EXCERPTED PASSAGE: Begin

That about sums up the visit. Sunday we are going to a restorative yoga class and then getting a private lesson in meditation from a good friend. I’ve got a fresh batch of wheat grass sprouted and ready to plant. Another good friend is delivering a kombucha scoby to me and I’m picking fresh shikate mushrooms off a log in my yard. I think we’ve got a good start on some alternative therapies.
Choices
In past years, if you told me I was as likely as anyone else to develop cancer, I wouldn’t have believed it. Certainly if you told me that I could improve my chances of NOT getting cancer by: cutting back on the amount of alcohol I drank; increasing my physical activity; eating less meat and foods that raised my blood sugar; consuming specific vegetables, fruit, herbs, spices, and teas; and buying organic — I simply would not have cared. I was enjoying the amazing variety of craft beers and small batch bourbons available now. I was devoting lots of time to cooking extravagant, rich foods. And I was having a good time
Although I never gave it much thought, I suspect I felt that I just wasn’t going to get cancer, no matter what I did. I have avoided soft drinks and fast food for the most part for years and gave up smoking years ago because these seemed like healthy enough choices.

EXCERPTED PASSAGE: End

(ACTIVITY)
Transcribe the stretch of the text about choices and cancer from "That about sums" through "some alternative therapies.". The rows that follow are taken from a different source than the text about choices and cancer.

GIVEN ENTRIES: Begin

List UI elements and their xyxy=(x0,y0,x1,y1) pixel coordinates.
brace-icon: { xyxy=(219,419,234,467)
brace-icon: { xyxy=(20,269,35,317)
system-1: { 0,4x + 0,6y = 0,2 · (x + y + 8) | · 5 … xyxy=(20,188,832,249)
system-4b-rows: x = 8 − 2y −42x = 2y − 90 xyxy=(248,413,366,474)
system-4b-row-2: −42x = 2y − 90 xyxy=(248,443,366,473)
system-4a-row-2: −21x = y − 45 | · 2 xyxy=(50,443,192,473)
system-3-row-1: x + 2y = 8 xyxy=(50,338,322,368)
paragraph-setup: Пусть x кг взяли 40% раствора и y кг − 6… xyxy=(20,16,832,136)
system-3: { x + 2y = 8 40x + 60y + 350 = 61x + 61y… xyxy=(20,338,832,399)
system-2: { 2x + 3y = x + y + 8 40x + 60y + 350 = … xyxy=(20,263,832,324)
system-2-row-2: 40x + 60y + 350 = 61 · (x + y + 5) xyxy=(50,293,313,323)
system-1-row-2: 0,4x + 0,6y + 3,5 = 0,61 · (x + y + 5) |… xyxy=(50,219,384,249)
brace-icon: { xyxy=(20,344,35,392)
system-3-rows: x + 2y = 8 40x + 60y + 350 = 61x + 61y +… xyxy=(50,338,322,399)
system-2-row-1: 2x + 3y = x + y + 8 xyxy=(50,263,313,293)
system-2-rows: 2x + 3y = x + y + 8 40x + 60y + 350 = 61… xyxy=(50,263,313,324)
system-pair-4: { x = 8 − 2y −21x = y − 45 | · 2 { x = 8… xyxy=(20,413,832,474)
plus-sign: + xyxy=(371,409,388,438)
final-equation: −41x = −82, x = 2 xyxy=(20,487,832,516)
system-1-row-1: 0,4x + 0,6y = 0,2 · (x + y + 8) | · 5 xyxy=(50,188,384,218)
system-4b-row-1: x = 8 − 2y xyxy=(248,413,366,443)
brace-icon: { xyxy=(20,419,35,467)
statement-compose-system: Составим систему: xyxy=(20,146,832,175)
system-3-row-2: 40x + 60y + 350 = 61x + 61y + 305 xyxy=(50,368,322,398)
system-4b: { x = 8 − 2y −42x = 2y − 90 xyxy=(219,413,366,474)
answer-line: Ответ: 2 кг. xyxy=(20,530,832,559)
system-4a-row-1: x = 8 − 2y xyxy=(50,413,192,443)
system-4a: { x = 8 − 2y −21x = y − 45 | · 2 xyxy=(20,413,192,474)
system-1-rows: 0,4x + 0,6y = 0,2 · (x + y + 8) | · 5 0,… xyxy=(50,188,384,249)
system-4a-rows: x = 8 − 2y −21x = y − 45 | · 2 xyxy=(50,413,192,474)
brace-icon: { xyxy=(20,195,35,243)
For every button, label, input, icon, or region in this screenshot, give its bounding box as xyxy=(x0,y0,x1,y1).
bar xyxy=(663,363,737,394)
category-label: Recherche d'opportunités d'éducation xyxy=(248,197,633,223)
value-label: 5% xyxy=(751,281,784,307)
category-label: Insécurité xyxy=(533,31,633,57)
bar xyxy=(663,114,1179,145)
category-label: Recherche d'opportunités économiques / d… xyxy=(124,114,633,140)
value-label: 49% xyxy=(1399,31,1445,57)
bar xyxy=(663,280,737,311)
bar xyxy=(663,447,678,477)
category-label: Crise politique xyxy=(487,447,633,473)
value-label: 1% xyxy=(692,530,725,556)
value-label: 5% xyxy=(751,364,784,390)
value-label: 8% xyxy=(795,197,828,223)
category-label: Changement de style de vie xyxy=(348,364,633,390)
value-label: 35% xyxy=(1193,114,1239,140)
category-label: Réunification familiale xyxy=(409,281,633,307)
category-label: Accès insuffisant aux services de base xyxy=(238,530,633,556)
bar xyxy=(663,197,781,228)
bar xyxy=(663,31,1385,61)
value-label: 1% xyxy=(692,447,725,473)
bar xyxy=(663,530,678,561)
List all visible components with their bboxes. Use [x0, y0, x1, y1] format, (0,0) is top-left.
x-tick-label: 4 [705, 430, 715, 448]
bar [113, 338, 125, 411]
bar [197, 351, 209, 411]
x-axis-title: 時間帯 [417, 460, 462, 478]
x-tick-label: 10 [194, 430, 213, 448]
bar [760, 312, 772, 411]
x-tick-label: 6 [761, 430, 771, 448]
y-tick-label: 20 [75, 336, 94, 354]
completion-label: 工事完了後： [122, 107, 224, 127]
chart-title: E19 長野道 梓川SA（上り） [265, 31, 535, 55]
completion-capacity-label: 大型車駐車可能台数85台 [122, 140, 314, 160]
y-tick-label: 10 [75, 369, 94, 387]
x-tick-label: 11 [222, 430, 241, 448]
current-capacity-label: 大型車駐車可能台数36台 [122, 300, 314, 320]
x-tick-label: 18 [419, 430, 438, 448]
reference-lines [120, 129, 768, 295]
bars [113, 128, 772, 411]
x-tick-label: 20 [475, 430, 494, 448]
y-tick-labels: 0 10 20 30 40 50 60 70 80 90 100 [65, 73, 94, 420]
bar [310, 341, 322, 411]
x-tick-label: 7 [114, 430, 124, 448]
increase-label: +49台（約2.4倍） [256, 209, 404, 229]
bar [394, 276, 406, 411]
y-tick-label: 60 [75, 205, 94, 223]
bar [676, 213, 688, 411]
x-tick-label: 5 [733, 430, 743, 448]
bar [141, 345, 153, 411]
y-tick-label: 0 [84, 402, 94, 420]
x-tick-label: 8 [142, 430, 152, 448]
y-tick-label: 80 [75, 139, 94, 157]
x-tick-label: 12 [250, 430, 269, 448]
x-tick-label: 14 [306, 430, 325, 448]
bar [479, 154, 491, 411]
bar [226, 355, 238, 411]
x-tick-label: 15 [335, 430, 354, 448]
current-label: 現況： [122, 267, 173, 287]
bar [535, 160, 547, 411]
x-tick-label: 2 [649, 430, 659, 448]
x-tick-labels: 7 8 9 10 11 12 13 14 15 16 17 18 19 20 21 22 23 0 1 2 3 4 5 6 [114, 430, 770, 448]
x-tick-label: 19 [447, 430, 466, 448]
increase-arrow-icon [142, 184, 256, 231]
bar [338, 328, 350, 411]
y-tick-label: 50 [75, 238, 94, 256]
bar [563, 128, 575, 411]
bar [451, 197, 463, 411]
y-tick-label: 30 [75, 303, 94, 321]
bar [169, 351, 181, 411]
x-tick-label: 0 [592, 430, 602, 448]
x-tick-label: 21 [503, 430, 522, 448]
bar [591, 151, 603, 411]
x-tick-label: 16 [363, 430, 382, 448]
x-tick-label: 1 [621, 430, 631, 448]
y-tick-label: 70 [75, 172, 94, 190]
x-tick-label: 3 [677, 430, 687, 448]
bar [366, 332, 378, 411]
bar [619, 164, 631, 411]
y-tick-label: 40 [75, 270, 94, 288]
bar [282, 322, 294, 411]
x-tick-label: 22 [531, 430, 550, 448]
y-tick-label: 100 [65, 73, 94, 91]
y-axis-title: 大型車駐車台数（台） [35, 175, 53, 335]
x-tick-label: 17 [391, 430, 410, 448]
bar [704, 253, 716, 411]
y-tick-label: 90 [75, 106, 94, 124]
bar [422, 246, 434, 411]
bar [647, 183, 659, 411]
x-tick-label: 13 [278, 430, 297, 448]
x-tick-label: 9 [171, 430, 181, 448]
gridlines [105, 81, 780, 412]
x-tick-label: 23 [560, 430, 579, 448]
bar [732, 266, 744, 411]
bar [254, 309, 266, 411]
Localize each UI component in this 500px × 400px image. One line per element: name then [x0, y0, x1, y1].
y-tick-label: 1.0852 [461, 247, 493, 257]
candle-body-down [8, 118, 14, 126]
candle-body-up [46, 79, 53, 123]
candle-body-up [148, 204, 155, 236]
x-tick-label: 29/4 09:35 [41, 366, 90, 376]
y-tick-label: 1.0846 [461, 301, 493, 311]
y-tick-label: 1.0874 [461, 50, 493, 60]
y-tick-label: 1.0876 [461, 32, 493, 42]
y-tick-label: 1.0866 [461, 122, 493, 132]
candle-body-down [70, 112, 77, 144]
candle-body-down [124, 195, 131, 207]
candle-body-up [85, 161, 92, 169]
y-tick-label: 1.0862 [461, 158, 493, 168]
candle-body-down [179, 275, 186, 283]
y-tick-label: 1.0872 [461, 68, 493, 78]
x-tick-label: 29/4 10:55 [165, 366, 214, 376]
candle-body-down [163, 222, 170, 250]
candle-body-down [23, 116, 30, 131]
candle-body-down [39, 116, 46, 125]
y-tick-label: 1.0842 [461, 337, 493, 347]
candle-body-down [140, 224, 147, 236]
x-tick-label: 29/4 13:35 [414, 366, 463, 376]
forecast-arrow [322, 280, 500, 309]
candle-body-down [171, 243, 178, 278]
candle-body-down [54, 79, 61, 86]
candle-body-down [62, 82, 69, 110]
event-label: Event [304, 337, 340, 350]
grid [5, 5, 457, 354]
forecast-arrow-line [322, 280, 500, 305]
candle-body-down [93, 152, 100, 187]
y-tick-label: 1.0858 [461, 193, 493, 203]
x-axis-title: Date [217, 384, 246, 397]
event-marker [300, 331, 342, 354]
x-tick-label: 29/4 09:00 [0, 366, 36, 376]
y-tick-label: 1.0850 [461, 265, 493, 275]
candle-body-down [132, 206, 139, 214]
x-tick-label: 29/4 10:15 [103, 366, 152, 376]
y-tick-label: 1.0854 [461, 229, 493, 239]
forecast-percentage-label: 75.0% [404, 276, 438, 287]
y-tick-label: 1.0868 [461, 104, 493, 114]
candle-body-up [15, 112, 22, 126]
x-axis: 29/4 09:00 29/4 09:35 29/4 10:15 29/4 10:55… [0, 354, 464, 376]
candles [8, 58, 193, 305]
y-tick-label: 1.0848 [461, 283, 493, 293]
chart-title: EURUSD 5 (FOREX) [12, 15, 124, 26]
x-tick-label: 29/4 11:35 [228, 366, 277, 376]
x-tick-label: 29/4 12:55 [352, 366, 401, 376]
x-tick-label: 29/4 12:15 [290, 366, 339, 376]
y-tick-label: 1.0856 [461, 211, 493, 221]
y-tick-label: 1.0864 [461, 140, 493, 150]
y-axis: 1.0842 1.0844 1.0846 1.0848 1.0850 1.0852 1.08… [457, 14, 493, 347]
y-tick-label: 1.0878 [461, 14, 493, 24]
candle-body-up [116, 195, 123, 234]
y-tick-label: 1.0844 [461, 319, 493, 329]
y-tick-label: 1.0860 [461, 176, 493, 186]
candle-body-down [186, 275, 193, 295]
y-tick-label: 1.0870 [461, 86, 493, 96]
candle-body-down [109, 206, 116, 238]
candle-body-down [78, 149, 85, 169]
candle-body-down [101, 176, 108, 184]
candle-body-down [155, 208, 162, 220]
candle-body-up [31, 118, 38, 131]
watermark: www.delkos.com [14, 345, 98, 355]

GIVEN ENTRIES: End

(COMPLETED EXERCISE)
That about sums up the visit. Sunday we are going to a restorative yoga class and then getting a private lesson in meditation from a good friend. I’ve got a fresh batch of wheat grass sprouted and ready to plant. Another good friend is delivering a kombucha scoby to me and I’m picking fresh shikate mushrooms off a log in my yard. I think we’ve got a good start on some alternative therapies.